## What you should do
Among the lines below, count those with "true". Give the total alone.
□ □ □
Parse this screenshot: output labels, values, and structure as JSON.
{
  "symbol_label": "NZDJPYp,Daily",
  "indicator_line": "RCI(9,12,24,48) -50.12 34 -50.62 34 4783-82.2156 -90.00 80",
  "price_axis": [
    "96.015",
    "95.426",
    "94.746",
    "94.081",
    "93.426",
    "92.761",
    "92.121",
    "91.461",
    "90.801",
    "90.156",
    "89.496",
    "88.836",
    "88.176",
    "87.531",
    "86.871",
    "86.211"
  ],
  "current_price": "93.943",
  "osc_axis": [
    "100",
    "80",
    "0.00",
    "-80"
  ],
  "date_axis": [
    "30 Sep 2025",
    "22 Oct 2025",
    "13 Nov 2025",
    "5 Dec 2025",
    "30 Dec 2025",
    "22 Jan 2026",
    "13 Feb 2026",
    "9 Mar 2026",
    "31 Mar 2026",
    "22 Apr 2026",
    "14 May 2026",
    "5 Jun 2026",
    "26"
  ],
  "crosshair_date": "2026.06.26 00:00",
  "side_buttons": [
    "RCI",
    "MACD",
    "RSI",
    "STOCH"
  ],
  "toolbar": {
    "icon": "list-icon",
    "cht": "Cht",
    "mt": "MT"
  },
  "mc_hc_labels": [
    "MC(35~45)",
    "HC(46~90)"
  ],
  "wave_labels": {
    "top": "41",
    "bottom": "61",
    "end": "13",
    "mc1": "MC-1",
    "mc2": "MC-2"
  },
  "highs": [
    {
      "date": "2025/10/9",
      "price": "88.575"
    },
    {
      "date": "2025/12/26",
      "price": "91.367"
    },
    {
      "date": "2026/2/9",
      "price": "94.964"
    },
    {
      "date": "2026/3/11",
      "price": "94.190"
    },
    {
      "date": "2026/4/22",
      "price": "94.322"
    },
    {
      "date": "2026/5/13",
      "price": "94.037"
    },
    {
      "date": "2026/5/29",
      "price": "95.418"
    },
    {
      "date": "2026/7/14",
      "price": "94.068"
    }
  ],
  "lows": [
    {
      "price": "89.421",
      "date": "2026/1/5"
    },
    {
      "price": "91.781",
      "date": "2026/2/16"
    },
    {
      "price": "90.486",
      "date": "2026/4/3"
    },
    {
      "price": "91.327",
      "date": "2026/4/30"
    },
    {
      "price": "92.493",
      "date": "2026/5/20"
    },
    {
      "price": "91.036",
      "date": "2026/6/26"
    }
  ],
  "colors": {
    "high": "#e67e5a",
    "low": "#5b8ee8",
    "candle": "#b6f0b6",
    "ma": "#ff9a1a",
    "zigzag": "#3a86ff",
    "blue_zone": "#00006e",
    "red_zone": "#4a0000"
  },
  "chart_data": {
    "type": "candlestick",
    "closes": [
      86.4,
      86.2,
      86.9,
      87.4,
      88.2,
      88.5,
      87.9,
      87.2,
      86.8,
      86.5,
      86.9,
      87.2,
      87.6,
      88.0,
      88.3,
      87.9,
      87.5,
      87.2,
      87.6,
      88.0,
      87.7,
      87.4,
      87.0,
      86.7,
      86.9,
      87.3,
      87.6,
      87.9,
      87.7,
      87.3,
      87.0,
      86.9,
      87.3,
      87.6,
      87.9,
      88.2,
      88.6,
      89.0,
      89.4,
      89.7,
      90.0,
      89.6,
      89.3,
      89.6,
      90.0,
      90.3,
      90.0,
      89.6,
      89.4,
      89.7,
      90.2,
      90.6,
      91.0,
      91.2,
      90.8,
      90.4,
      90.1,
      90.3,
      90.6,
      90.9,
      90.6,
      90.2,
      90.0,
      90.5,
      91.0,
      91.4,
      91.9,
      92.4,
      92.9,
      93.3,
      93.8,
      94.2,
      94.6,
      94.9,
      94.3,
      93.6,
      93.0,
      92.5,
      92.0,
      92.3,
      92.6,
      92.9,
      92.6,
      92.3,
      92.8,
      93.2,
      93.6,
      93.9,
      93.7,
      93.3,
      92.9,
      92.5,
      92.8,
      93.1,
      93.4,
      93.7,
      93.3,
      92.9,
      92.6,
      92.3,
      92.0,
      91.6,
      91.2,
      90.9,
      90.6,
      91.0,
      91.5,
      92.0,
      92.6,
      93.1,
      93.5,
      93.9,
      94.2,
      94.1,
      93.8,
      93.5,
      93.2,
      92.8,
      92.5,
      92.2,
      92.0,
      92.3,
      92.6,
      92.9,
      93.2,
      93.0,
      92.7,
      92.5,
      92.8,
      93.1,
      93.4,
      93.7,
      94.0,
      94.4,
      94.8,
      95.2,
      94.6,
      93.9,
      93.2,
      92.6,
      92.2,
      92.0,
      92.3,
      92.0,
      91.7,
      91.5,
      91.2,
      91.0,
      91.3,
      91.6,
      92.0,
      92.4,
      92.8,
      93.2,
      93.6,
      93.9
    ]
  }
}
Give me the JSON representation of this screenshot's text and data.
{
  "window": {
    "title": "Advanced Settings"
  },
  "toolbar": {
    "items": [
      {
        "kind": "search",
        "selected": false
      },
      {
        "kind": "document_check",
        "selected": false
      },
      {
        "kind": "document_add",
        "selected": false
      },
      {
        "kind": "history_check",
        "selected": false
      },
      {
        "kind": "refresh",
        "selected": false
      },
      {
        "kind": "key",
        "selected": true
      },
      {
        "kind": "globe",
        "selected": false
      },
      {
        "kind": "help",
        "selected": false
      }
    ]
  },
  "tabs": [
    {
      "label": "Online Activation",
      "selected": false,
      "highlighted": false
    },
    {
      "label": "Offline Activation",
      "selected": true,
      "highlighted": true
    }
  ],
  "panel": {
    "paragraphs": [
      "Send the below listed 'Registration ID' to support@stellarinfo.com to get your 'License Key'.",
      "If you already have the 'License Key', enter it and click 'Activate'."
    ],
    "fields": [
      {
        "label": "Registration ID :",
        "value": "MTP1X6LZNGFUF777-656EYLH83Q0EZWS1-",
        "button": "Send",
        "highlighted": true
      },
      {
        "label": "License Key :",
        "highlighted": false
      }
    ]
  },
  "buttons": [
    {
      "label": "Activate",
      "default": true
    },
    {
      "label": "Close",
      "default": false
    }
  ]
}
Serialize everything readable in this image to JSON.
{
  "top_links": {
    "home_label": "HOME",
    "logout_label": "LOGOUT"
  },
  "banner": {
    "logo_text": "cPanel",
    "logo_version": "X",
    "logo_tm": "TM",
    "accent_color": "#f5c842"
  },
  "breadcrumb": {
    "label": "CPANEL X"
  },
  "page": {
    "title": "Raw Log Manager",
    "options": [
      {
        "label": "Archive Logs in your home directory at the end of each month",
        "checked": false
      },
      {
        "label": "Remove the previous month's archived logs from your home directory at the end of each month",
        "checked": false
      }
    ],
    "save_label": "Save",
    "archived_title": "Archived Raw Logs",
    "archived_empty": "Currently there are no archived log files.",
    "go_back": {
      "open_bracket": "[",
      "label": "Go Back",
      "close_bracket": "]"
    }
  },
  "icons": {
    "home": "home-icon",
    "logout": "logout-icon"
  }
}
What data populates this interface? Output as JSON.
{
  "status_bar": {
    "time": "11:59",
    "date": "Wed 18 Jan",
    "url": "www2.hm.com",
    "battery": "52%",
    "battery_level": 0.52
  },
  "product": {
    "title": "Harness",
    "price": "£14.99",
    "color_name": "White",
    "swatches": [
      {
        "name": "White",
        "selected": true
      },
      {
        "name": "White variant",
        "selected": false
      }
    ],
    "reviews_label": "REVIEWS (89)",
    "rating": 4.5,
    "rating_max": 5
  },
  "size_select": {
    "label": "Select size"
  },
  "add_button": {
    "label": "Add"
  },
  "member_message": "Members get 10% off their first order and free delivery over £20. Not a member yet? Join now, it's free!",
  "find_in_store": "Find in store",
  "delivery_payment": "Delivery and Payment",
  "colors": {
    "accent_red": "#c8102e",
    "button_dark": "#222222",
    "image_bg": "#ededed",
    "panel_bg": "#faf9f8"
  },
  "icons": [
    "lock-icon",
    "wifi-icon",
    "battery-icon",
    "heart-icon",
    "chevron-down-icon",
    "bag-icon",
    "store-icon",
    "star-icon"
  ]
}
□ □ □
## Correct response
6